A block of data:
<<<<
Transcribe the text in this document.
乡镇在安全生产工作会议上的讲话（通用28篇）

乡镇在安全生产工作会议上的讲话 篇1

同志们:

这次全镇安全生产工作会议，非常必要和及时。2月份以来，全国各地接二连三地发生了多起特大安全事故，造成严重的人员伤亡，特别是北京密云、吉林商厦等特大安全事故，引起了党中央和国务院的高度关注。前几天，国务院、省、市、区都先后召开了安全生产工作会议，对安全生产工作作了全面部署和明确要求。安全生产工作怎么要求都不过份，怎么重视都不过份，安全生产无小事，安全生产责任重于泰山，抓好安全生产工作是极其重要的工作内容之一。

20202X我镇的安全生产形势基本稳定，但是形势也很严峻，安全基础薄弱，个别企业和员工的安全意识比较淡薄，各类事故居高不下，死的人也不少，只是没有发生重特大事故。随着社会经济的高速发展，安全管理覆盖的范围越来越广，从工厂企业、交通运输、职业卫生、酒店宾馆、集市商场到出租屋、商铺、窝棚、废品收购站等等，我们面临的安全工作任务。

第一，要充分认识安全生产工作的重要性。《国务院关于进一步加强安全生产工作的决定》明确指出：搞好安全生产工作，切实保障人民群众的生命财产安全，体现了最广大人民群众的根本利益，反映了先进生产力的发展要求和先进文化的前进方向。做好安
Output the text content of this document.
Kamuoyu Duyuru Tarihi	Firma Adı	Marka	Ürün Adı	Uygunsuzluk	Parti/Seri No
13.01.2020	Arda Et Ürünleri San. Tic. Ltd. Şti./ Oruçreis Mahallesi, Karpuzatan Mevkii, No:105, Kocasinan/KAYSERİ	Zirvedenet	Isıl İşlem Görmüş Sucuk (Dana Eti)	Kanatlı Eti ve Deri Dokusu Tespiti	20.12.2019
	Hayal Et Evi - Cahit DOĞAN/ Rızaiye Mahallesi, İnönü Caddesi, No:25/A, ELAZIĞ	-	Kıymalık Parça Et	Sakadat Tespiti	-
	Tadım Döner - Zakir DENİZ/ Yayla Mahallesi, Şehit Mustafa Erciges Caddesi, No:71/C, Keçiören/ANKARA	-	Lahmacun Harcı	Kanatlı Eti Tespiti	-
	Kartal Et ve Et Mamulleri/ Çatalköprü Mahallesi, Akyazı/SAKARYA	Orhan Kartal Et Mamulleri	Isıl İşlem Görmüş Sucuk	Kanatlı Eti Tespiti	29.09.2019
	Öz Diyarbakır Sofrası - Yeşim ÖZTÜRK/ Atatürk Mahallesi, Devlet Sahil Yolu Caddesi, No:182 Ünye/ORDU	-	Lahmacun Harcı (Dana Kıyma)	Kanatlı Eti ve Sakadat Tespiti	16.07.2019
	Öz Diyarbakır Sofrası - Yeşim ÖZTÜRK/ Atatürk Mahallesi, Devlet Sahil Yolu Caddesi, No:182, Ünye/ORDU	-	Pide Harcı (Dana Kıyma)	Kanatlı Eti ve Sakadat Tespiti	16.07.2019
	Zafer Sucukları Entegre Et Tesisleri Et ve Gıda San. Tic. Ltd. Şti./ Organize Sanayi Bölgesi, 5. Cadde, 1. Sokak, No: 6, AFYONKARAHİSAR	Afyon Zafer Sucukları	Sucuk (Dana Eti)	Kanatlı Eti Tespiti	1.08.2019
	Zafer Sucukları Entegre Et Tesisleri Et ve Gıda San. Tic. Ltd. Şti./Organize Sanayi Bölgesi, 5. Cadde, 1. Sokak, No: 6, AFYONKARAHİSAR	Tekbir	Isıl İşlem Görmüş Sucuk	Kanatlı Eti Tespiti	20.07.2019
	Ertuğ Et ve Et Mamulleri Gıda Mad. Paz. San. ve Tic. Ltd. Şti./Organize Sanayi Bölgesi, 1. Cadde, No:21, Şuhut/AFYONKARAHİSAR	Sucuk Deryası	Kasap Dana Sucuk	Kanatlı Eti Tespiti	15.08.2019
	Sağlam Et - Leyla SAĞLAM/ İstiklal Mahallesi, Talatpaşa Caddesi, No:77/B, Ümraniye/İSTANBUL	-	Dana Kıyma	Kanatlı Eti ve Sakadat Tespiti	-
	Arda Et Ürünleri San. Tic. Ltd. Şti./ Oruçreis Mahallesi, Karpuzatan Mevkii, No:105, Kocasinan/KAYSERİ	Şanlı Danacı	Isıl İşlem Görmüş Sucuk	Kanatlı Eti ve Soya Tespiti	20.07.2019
>>>>
● **WHAT YOU HAVE TO DO**
Give the entries once more, exactly as they appear.

● **EXERCISE SOLUTION**
Transcribe the text in this document.
乡镇在安全生产工作会议上的讲话（通用28篇）

乡镇在安全生产工作会议上的讲话 篇1

同志们:

这次全镇安全生产工作会议，非常必要和及时。2月份以来，全国各地接二连三地发生了多起特大安全事故，造成严重的人员伤亡，特别是北京密云、吉林商厦等特大安全事故，引起了党中央和国务院的高度关注。前几天，国务院、省、市、区都先后召开了安全生产工作会议，对安全生产工作作了全面部署和明确要求。安全生产工作怎么要求都不过份，怎么重视都不过份，安全生产无小事，安全生产责任重于泰山，抓好安全生产工作是极其重要的工作内容之一。

20202X我镇的安全生产形势基本稳定，但是形势也很严峻，安全基础薄弱，个别企业和员工的安全意识比较淡薄，各类事故居高不下，死的人也不少，只是没有发生重特大事故。随着社会经济的高速发展，安全管理覆盖的范围越来越广，从工厂企业、交通运输、职业卫生、酒店宾馆、集市商场到出租屋、商铺、窝棚、废品收购站等等，我们面临的安全工作任务。

第一，要充分认识安全生产工作的重要性。《国务院关于进一步加强安全生产工作的决定》明确指出：搞好安全生产工作，切实保障人民群众的生命财产安全，体现了最广大人民群众的根本利益，反映了先进生产力的发展要求和先进文化的前进方向。做好安
Output the text content of this document.
Kamuoyu Duyuru Tarihi	Firma Adı	Marka	Ürün Adı	Uygunsuzluk	Parti/Seri No
13.01.2020	Arda Et Ürünleri San. Tic. Ltd. Şti./ Oruçreis Mahallesi, Karpuzatan Mevkii, No:105, Kocasinan/KAYSERİ	Zirvedenet	Isıl İşlem Görmüş Sucuk (Dana Eti)	Kanatlı Eti ve Deri Dokusu Tespiti	20.12.2019
	Hayal Et Evi - Cahit DOĞAN/ Rızaiye Mahallesi, İnönü Caddesi, No:25/A, ELAZIĞ	-	Kıymalık Parça Et	Sakadat Tespiti	-
	Tadım Döner - Zakir DENİZ/ Yayla Mahallesi, Şehit Mustafa Erciges Caddesi, No:71/C, Keçiören/ANKARA	-	Lahmacun Harcı	Kanatlı Eti Tespiti	-
	Kartal Et ve Et Mamulleri/ Çatalköprü Mahallesi, Akyazı/SAKARYA	Orhan Kartal Et Mamulleri	Isıl İşlem Görmüş Sucuk	Kanatlı Eti Tespiti	29.09.2019
	Öz Diyarbakır Sofrası - Yeşim ÖZTÜRK/ Atatürk Mahallesi, Devlet Sahil Yolu Caddesi, No:182 Ünye/ORDU	-	Lahmacun Harcı (Dana Kıyma)	Kanatlı Eti ve Sakadat Tespiti	16.07.2019
	Öz Diyarbakır Sofrası - Yeşim ÖZTÜRK/ Atatürk Mahallesi, Devlet Sahil Yolu Caddesi, No:182, Ünye/ORDU	-	Pide Harcı (Dana Kıyma)	Kanatlı Eti ve Sakadat Tespiti	16.07.2019
	Zafer Sucukları Entegre Et Tesisleri Et ve Gıda San. Tic. Ltd. Şti./ Organize Sanayi Bölgesi, 5. Cadde, 1. Sokak, No: 6, AFYONKARAHİSAR	Afyon Zafer Sucukları	Sucuk (Dana Eti)	Kanatlı Eti Tespiti	1.08.2019
	Zafer Sucukları Entegre Et Tesisleri Et ve Gıda San. Tic. Ltd. Şti./Organize Sanayi Bölgesi, 5. Cadde, 1. Sokak, No: 6, AFYONKARAHİSAR	Tekbir	Isıl İşlem Görmüş Sucuk	Kanatlı Eti Tespiti	20.07.2019
	Ertuğ Et ve Et Mamulleri Gıda Mad. Paz. San. ve Tic. Ltd. Şti./Organize Sanayi Bölgesi, 1. Cadde, No:21, Şuhut/AFYONKARAHİSAR	Sucuk Deryası	Kasap Dana Sucuk	Kanatlı Eti Tespiti	15.08.2019
	Sağlam Et - Leyla SAĞLAM/ İstiklal Mahallesi, Talatpaşa Caddesi, No:77/B, Ümraniye/İSTANBUL	-	Dana Kıyma	Kanatlı Eti ve Sakadat Tespiti	-
	Arda Et Ürünleri San. Tic. Ltd. Şti./ Oruçreis Mahallesi, Karpuzatan Mevkii, No:105, Kocasinan/KAYSERİ	Şanlı Danacı	Isıl İşlem Görmüş Sucuk	Kanatlı Eti ve Soya Tespiti	20.07.2019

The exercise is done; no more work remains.